** EXTRACTED TEXT follows **

Author:Sundevall, 1846.
Citation:Ofv. K. Svenska Vet.-Akad. Forhandl. Stockholm, 3: 122.
Common Name:Gray Red-backed Vole
Type Locality:Sweden, Lappmark.
Distribution:N Palearctic from Scandinavia through Siberia to Kamchatka (Nikanorov, 2000), Sakhalin, and Taraku (south of Shikotan Isl in the S Kuril Isls) in Russia, south to S Ural Mtns, the Altai Mtns, Transbaikal, N China (NW Xinjiang in the west, and Nei Mongol, Liaoning, Jilin, and Heilongjiang in the NE), N portion of Korean peninsula, N Japan (Hokkaido and the offshore islets of Rishiri, Daikoku, Teuri, and Yagishiri), and the S Kurile Isls of Kunashiri, Shikotan, Shibotsu and others.
Status:IUCN – Lower Risk (lc).
Comments:

Chromosomal and molecular evidence relates M. rufocanus most closely to Korean M. regulus and Japanese M. rex, M. andersoni, M. smithii, and M. imaizumii (Iwasa et al., 1999a; Suzuki et al., 1999b; Wakana et al., 1996); it is also morphologically similar to the Chinese M. shanseius (see that account). Allozymic (Mezhzherin and Serbenyuk, 1992) and chromosomal data (Sokolov et al., 1990) reveal M. rufocanus as highly differentiated from other Myodes sampled (M. centralis, M. glareolus, M. gapperi, M. rutilus). DNA/DNA hybridization and homologous landmark analyses also distantly isolate M. rufocanus from M. glareolus and New World M. rutilus and M. gapperi (Din et al., 1993). Myodes rufocanus and M. rex have rooted molars (in adults), but their purported close relatives—M. andersoni, M. smithii, and M. imaizumi from the main Japanese islands, and M. shanseius and M. regulus from mainland China and the Korean Peninsula, respectively—have rootless molars. These data collectively presume that aquisition of ever-growing molars occurred independently from a rooted rufocanus like ancestor in insular regions and on the continent, a distributional pattern in a significant dental innovation unlike that observed among other species of Myodes.

** End of EXTRACTED TEXT **
** DATA PROVIDED follows **

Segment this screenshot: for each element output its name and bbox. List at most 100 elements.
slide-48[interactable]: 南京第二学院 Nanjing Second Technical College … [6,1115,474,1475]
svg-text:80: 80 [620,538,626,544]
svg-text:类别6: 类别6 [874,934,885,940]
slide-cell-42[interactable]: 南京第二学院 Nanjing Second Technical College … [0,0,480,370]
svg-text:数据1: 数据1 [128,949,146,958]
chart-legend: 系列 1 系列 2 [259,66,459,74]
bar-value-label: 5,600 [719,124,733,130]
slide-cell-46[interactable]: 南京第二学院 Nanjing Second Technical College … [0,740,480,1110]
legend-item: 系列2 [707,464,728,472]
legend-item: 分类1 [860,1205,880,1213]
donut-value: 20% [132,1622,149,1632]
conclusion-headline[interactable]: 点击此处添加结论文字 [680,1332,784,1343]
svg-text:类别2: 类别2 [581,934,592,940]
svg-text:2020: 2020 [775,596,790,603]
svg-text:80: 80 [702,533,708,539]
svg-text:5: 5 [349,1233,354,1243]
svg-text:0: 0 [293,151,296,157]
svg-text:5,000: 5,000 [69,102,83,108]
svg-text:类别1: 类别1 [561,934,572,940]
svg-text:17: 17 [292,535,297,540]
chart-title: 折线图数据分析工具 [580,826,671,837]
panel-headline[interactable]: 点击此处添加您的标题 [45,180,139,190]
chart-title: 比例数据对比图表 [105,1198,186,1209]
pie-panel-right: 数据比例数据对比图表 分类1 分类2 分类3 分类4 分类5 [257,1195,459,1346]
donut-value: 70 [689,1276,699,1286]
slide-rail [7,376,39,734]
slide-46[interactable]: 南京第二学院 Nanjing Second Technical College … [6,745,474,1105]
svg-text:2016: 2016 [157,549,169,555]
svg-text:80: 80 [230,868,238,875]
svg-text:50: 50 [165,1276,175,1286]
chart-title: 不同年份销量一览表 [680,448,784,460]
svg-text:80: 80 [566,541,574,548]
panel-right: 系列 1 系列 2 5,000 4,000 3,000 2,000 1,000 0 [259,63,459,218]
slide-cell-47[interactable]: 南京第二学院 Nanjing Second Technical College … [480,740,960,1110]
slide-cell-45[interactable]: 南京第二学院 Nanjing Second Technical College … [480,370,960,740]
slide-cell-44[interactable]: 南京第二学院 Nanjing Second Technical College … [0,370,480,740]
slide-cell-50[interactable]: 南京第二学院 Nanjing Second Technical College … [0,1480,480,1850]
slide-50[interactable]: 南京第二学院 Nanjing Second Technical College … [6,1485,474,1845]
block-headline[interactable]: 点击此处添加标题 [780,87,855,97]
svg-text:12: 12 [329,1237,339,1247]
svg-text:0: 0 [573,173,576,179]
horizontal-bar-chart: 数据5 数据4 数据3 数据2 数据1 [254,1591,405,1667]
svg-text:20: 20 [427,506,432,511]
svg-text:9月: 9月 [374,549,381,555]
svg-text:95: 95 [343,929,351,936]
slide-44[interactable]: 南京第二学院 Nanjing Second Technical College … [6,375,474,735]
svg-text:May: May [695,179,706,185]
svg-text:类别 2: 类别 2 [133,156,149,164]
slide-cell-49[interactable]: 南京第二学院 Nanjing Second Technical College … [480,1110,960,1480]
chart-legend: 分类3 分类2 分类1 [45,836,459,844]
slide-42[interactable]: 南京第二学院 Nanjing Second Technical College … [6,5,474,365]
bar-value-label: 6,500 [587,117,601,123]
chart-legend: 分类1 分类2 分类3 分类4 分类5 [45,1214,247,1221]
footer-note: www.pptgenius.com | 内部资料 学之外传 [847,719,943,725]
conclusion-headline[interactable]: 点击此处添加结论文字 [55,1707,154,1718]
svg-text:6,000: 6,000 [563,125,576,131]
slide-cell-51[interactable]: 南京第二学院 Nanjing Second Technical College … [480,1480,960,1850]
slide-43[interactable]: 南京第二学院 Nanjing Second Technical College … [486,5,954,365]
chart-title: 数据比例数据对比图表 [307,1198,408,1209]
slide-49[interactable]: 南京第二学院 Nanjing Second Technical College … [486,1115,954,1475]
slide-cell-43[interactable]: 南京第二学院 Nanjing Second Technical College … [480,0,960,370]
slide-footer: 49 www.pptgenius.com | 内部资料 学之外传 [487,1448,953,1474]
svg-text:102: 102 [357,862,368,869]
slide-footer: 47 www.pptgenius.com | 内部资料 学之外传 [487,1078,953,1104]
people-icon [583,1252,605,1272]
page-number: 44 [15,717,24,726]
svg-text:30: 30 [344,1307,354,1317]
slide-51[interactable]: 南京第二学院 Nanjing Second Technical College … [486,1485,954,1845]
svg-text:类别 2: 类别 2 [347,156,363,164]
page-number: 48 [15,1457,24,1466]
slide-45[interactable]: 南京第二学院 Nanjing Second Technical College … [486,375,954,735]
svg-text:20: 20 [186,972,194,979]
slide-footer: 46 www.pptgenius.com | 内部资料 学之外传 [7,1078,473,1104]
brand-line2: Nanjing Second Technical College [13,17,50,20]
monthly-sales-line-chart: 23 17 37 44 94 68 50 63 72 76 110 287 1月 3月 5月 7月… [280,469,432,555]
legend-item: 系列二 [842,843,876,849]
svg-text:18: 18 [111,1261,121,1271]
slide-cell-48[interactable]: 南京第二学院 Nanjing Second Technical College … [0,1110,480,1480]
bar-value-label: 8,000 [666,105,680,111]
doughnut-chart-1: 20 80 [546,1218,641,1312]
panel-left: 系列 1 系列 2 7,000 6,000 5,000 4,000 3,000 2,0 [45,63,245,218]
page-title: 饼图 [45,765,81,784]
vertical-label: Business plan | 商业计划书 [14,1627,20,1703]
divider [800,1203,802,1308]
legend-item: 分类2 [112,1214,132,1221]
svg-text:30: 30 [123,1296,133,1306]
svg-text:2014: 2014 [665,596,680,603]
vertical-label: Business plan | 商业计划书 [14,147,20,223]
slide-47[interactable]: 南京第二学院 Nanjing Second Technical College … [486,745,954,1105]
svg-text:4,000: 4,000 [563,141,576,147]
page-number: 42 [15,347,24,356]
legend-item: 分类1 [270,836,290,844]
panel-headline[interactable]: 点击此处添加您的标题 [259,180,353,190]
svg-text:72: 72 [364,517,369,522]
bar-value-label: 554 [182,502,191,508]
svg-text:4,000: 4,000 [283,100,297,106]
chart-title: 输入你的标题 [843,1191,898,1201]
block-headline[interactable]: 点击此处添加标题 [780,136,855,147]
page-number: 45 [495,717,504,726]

** End of DATA PROVIDED **

TASK GOAL :: In the Gray Red-backed Vole entry, copy the part from "Citation:Ofv. K. Svenska" to "Shibotsu and others.", substituting "Lapland" for "Lappmark".

ANSWER SECTION ::
Citation:Ofv. K. Svenska Vet.-Akad. Forhandl. Stockholm, 3: 122.
Common Name:Gray Red-backed Vole
Type Locality:Sweden, Lapland.
Distribution:N Palearctic from Scandinavia through Siberia to Kamchatka (Nikanorov, 2000), Sakhalin, and Taraku (south of Shikotan Isl in the S Kuril Isls) in Russia, south to S Ural Mtns, the Altai Mtns, Transbaikal, N China (NW Xinjiang in the west, and Nei Mongol, Liaoning, Jilin, and Heilongjiang in the NE), N portion of Korean peninsula, N Japan (Hokkaido and the offshore islets of Rishiri, Daikoku, Teuri, and Yagishiri), and the S Kurile Isls of Kunashiri, Shikotan, Shibotsu and others.